**Records for the task**

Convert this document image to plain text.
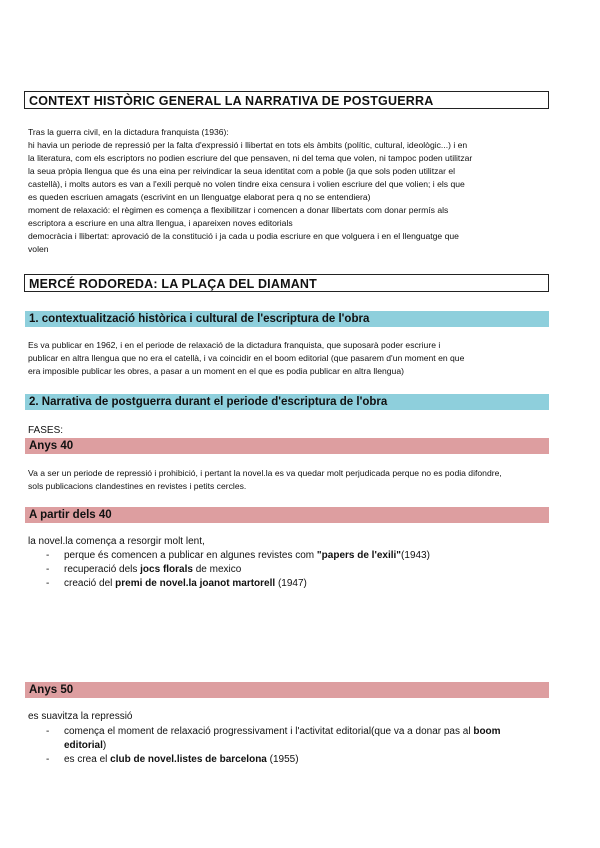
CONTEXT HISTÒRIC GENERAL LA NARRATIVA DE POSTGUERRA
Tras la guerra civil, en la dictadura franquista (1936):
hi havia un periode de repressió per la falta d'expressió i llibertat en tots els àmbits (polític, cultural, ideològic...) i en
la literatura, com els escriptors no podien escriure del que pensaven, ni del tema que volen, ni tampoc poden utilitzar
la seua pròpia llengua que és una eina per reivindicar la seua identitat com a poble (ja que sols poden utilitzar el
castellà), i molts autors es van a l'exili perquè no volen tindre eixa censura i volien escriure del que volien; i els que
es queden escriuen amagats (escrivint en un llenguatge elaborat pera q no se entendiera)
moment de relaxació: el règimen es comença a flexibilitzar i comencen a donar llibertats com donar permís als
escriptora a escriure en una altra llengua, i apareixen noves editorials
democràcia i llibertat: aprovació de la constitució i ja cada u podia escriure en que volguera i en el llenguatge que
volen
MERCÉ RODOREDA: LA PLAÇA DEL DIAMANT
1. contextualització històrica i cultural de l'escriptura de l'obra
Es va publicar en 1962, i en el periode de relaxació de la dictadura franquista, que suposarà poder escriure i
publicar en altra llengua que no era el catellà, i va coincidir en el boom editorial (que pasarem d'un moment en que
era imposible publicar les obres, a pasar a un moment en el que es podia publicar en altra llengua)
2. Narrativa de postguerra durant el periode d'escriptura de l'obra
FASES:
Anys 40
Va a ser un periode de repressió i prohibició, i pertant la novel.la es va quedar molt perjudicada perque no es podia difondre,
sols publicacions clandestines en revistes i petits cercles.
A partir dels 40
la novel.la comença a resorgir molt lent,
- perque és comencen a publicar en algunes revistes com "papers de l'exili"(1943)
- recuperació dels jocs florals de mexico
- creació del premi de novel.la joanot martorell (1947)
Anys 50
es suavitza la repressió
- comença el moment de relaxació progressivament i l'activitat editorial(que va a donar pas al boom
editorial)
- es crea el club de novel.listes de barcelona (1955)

...

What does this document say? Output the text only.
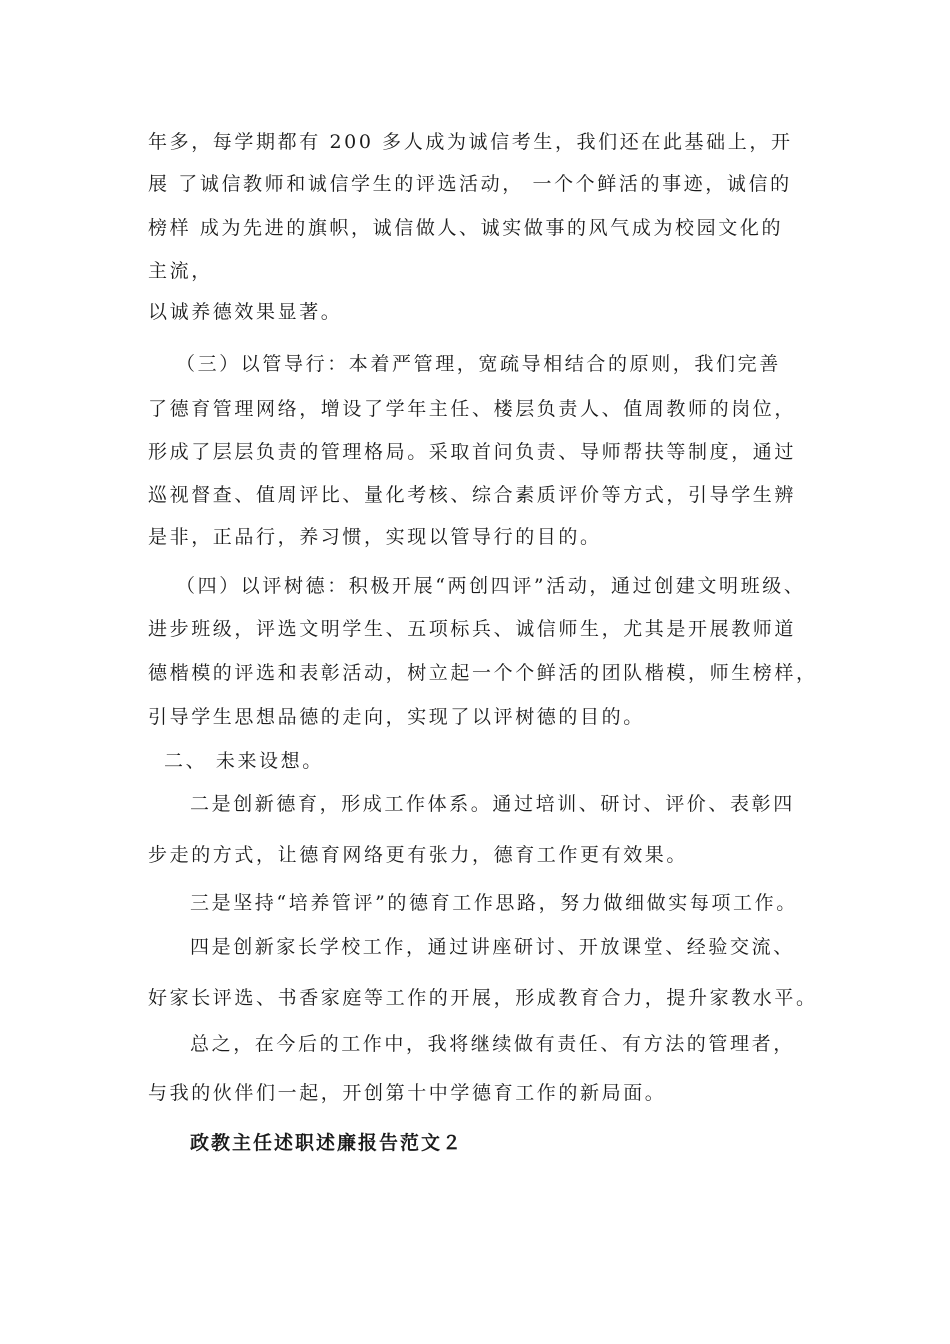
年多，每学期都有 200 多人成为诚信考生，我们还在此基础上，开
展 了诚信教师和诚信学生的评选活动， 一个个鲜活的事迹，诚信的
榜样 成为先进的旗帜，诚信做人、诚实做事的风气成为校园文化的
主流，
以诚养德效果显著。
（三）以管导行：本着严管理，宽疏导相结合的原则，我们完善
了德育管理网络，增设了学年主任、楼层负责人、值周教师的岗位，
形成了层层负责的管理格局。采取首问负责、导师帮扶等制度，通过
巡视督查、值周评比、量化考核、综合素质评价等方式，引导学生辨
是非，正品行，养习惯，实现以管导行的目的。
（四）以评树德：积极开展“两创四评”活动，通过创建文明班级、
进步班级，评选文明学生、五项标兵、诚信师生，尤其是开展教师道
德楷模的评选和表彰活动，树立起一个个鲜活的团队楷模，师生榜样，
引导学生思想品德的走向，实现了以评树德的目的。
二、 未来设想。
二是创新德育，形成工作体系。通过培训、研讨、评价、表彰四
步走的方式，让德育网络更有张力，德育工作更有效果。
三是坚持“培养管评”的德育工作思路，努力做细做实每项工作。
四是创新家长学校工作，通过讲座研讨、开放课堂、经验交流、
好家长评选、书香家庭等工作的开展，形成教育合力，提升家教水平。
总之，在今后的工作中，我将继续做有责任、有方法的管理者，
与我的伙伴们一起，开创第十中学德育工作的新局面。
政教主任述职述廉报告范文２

**What to work on**
Copy all lines from the entries that contain the word "sols".

**Result of this exercise**
la seua pròpia llengua que és una eina per reivindicar la seua identitat com a poble (ja que sols poden utilitzar el
sols publicacions clandestines en revistes i petits cercles.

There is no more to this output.